Reproduce the listing verbatim.

════

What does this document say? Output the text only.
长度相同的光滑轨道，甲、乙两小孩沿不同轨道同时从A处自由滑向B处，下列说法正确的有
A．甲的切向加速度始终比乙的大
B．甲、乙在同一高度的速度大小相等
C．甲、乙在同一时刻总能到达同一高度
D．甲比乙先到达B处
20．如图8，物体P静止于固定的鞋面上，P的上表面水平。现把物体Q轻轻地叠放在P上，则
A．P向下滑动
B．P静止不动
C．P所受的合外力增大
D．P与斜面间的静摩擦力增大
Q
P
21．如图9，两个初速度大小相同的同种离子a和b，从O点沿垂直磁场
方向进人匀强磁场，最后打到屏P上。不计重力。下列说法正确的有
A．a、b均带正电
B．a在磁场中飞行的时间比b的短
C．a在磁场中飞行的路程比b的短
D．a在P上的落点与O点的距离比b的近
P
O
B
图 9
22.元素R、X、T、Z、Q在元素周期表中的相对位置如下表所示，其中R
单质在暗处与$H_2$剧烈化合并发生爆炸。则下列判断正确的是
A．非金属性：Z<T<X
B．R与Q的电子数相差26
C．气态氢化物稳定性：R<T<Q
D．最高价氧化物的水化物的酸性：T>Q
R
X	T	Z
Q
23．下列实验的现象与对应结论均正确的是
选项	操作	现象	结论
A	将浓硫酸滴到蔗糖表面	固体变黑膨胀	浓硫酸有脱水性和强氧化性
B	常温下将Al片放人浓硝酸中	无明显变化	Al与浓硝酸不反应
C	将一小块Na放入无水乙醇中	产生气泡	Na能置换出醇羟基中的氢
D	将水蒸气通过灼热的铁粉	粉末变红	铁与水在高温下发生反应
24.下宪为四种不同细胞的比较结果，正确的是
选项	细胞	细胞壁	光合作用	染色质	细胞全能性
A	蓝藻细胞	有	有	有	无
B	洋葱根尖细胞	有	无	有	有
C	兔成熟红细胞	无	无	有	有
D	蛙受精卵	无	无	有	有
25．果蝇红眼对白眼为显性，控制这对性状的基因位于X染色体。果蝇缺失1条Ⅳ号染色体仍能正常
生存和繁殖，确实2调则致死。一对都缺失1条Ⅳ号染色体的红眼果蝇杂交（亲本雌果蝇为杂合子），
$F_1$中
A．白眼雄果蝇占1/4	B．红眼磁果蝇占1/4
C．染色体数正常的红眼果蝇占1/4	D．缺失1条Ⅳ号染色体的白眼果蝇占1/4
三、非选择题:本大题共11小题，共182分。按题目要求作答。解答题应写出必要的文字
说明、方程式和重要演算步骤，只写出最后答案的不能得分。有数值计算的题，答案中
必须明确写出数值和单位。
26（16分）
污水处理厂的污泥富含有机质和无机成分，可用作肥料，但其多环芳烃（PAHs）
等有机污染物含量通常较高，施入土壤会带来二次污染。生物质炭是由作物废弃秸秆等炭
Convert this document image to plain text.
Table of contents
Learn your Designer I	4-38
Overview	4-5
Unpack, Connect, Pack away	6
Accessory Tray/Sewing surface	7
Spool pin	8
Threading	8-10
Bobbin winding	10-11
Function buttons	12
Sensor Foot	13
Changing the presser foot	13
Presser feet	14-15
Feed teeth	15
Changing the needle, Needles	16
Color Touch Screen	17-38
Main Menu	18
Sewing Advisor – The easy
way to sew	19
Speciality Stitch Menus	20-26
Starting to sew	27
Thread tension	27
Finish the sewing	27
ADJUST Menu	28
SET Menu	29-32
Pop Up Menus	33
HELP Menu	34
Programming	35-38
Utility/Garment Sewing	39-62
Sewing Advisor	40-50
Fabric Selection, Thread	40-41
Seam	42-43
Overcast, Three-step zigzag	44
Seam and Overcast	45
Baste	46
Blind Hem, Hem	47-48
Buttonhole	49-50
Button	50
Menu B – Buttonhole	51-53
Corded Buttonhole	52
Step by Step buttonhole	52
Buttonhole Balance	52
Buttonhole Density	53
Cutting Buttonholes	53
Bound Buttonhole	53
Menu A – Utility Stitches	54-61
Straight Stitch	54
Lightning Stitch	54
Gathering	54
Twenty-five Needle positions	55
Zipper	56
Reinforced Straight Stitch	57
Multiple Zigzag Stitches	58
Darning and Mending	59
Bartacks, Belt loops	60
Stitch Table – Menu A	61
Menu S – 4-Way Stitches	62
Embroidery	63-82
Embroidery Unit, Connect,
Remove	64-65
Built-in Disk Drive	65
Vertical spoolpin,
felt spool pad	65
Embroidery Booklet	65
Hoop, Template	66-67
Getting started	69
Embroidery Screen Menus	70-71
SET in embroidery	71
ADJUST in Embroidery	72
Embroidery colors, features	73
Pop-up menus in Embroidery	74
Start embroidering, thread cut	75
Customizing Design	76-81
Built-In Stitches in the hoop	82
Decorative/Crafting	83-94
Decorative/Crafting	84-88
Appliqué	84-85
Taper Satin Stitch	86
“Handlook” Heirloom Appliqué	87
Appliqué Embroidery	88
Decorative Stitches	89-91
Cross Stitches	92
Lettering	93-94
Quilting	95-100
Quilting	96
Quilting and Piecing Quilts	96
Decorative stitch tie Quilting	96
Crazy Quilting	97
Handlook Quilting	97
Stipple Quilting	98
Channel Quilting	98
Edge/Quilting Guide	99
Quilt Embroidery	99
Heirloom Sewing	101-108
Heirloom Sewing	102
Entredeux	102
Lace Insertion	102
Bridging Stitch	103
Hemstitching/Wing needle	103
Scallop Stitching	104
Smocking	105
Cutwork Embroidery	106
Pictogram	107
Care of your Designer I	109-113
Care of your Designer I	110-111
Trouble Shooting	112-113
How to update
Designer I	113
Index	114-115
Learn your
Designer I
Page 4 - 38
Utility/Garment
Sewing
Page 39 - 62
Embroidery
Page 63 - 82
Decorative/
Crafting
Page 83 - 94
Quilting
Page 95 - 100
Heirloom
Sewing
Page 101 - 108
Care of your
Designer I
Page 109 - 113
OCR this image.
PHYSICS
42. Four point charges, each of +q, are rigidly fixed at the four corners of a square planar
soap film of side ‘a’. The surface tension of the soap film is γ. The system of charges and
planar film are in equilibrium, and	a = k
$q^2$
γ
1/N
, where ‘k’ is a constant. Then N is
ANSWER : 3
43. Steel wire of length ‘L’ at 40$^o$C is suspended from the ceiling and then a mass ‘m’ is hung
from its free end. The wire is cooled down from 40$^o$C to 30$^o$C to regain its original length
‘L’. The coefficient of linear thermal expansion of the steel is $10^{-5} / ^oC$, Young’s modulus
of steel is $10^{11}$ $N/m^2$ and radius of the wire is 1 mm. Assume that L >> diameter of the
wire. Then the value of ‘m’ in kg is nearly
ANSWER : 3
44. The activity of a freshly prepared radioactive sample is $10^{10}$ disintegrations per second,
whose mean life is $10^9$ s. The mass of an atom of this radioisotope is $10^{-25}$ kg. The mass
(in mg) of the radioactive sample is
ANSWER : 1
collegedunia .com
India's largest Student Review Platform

════

RESPONSE TO THIS EXERCISE:
What does this document say? Output the text only.
长度相同的光滑轨道，甲、乙两小孩沿不同轨道同时从A处自由滑向B处，下列说法正确的有
A．甲的切向加速度始终比乙的大
B．甲、乙在同一高度的速度大小相等
C．甲、乙在同一时刻总能到达同一高度
D．甲比乙先到达B处
20．如图8，物体P静止于固定的鞋面上，P的上表面水平。现把物体Q轻轻地叠放在P上，则
A．P向下滑动
B．P静止不动
C．P所受的合外力增大
D．P与斜面间的静摩擦力增大
Q
P
21．如图9，两个初速度大小相同的同种离子a和b，从O点沿垂直磁场
方向进人匀强磁场，最后打到屏P上。不计重力。下列说法正确的有
A．a、b均带正电
B．a在磁场中飞行的时间比b的短
C．a在磁场中飞行的路程比b的短
D．a在P上的落点与O点的距离比b的近
P
O
B
图 9
22.元素R、X、T、Z、Q在元素周期表中的相对位置如下表所示，其中R
单质在暗处与$H_2$剧烈化合并发生爆炸。则下列判断正确的是
A．非金属性：Z<T<X
B．R与Q的电子数相差26
C．气态氢化物稳定性：R<T<Q
D．最高价氧化物的水化物的酸性：T>Q
R
X	T	Z
Q
23．下列实验的现象与对应结论均正确的是
选项	操作	现象	结论
A	将浓硫酸滴到蔗糖表面	固体变黑膨胀	浓硫酸有脱水性和强氧化性
B	常温下将Al片放人浓硝酸中	无明显变化	Al与浓硝酸不反应
C	将一小块Na放入无水乙醇中	产生气泡	Na能置换出醇羟基中的氢
D	将水蒸气通过灼热的铁粉	粉末变红	铁与水在高温下发生反应
24.下宪为四种不同细胞的比较结果，正确的是
选项	细胞	细胞壁	光合作用	染色质	细胞全能性
A	蓝藻细胞	有	有	有	无
B	洋葱根尖细胞	有	无	有	有
C	兔成熟红细胞	无	无	有	有
D	蛙受精卵	无	无	有	有
25．果蝇红眼对白眼为显性，控制这对性状的基因位于X染色体。果蝇缺失1条Ⅳ号染色体仍能正常
生存和繁殖，确实2调则致死。一对都缺失1条Ⅳ号染色体的红眼果蝇杂交（亲本雌果蝇为杂合子），
$F_1$中
A．白眼雄果蝇占1/4	B．红眼磁果蝇占1/4
C．染色体数正常的红眼果蝇占1/4	D．缺失1条Ⅳ号染色体的白眼果蝇占1/4
三、非选择题:本大题共11小题，共182分。按题目要求作答。解答题应写出必要的文字
说明、方程式和重要演算步骤，只写出最后答案的不能得分。有数值计算的题，答案中
必须明确写出数值和单位。
26（16分）
污水处理厂的污泥富含有机质和无机成分，可用作肥料，但其多环芳烃（PAHs）
等有机污染物含量通常较高，施入土壤会带来二次污染。生物质炭是由作物废弃秸秆等炭
Convert this document image to plain text.
Table of contents
Learn your Designer I	4-38
Overview	4-5
Unpack, Connect, Pack away	6
Accessory Tray/Sewing surface	7
Spool pin	8
Threading	8-10
Bobbin winding	10-11
Function buttons	12
Sensor Foot	13
Changing the presser foot	13
Presser feet	14-15
Feed teeth	15
Changing the needle, Needles	16
Color Touch Screen	17-38
Main Menu	18
Sewing Advisor – The easy
way to sew	19
Speciality Stitch Menus	20-26
Starting to sew	27
Thread tension	27
Finish the sewing	27
ADJUST Menu	28
SET Menu	29-32
Pop Up Menus	33
HELP Menu	34
Programming	35-38
Utility/Garment Sewing	39-62
Sewing Advisor	40-50
Fabric Selection, Thread	40-41
Seam	42-43
Overcast, Three-step zigzag	44
Seam and Overcast	45
Baste	46
Blind Hem, Hem	47-48
Buttonhole	49-50
Button	50
Menu B – Buttonhole	51-53
Corded Buttonhole	52
Step by Step buttonhole	52
Buttonhole Balance	52
Buttonhole Density	53
Cutting Buttonholes	53
Bound Buttonhole	53
Menu A – Utility Stitches	54-61
Straight Stitch	54
Lightning Stitch	54
Gathering	54
Twenty-five Needle positions	55
Zipper	56
Reinforced Straight Stitch	57
Multiple Zigzag Stitches	58
Darning and Mending	59
Bartacks, Belt loops	60
Stitch Table – Menu A	61
Menu S – 4-Way Stitches	62
Embroidery	63-82
Embroidery Unit, Connect,
Remove	64-65
Built-in Disk Drive	65
Vertical spoolpin,
felt spool pad	65
Embroidery Booklet	65
Hoop, Template	66-67
Getting started	69
Embroidery Screen Menus	70-71
SET in embroidery	71
ADJUST in Embroidery	72
Embroidery colors, features	73
Pop-up menus in Embroidery	74
Start embroidering, thread cut	75
Customizing Design	76-81
Built-In Stitches in the hoop	82
Decorative/Crafting	83-94
Decorative/Crafting	84-88
Appliqué	84-85
Taper Satin Stitch	86
“Handlook” Heirloom Appliqué	87
Appliqué Embroidery	88
Decorative Stitches	89-91
Cross Stitches	92
Lettering	93-94
Quilting	95-100
Quilting	96
Quilting and Piecing Quilts	96
Decorative stitch tie Quilting	96
Crazy Quilting	97
Handlook Quilting	97
Stipple Quilting	98
Channel Quilting	98
Edge/Quilting Guide	99
Quilt Embroidery	99
Heirloom Sewing	101-108
Heirloom Sewing	102
Entredeux	102
Lace Insertion	102
Bridging Stitch	103
Hemstitching/Wing needle	103
Scallop Stitching	104
Smocking	105
Cutwork Embroidery	106
Pictogram	107
Care of your Designer I	109-113
Care of your Designer I	110-111
Trouble Shooting	112-113
How to update
Designer I	113
Index	114-115
Learn your
Designer I
Page 4 - 38
Utility/Garment
Sewing
Page 39 - 62
Embroidery
Page 63 - 82
Decorative/
Crafting
Page 83 - 94
Quilting
Page 95 - 100
Heirloom
Sewing
Page 101 - 108
Care of your
Designer I
Page 109 - 113
OCR this image.
PHYSICS
42. Four point charges, each of +q, are rigidly fixed at the four corners of a square planar
soap film of side ‘a’. The surface tension of the soap film is γ. The system of charges and
planar film are in equilibrium, and	a = k
$q^2$
γ
1/N
, where ‘k’ is a constant. Then N is
ANSWER : 3
43. Steel wire of length ‘L’ at 40$^o$C is suspended from the ceiling and then a mass ‘m’ is hung
from its free end. The wire is cooled down from 40$^o$C to 30$^o$C to regain its original length
‘L’. The coefficient of linear thermal expansion of the steel is $10^{-5} / ^oC$, Young’s modulus
of steel is $10^{11}$ $N/m^2$ and radius of the wire is 1 mm. Assume that L >> diameter of the
wire. Then the value of ‘m’ in kg is nearly
ANSWER : 3
44. The activity of a freshly prepared radioactive sample is $10^{10}$ disintegrations per second,
whose mean life is $10^9$ s. The mass of an atom of this radioisotope is $10^{-25}$ kg. The mass
(in mg) of the radioactive sample is
ANSWER : 1
collegedunia .com
India's largest Student Review Platform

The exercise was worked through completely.